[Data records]

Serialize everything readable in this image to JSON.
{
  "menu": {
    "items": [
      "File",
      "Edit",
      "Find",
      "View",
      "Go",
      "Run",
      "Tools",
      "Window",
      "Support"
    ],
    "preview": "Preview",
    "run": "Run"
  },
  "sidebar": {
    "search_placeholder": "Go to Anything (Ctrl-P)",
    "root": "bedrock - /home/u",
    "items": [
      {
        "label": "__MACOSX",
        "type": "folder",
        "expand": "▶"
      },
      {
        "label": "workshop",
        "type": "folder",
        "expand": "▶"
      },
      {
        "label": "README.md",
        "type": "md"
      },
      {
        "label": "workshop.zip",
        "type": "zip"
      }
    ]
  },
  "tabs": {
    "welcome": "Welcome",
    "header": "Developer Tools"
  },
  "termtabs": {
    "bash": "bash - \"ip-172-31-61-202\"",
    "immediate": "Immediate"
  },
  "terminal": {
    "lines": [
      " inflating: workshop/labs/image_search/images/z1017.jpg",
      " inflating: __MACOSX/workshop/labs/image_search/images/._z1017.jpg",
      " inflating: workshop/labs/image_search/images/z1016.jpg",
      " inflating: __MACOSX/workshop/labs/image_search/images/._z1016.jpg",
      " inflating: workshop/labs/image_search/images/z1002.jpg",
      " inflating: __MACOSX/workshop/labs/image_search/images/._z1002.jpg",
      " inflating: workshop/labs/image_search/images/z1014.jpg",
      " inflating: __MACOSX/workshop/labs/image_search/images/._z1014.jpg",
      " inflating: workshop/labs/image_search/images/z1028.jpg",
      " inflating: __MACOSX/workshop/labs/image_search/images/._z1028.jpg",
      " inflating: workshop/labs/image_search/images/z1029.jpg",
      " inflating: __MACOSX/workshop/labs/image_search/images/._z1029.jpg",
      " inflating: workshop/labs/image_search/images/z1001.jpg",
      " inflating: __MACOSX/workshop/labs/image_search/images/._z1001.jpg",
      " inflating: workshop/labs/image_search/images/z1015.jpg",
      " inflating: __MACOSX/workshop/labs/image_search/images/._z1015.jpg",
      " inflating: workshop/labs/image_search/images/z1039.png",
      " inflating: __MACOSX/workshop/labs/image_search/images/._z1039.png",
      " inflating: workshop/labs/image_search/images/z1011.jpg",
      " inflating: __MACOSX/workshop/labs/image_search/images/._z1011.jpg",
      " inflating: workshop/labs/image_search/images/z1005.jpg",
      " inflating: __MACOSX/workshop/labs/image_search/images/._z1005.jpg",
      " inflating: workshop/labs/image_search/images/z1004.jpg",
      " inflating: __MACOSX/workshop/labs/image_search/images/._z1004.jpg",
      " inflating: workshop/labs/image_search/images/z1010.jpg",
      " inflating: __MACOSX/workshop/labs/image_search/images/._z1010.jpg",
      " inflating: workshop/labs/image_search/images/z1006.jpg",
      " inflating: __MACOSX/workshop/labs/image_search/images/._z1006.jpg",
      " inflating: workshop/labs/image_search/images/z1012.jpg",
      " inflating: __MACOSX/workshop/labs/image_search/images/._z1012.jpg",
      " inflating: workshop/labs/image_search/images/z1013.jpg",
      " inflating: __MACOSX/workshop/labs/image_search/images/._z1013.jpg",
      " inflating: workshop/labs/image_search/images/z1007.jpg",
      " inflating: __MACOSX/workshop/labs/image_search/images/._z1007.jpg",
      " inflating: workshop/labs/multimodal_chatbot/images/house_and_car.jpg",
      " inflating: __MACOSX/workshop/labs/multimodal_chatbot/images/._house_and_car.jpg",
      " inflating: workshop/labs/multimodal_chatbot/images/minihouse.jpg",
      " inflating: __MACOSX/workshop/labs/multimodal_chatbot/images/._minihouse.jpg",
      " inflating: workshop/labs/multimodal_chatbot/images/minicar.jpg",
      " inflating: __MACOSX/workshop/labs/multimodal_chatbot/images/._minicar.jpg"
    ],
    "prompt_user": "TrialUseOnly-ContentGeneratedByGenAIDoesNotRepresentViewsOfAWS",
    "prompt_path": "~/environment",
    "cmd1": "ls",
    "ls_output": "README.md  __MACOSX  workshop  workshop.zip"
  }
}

EXERCISE AIM:
Return only the number of lines in the data that contain "label".

EXERCISE OUTPUT:
4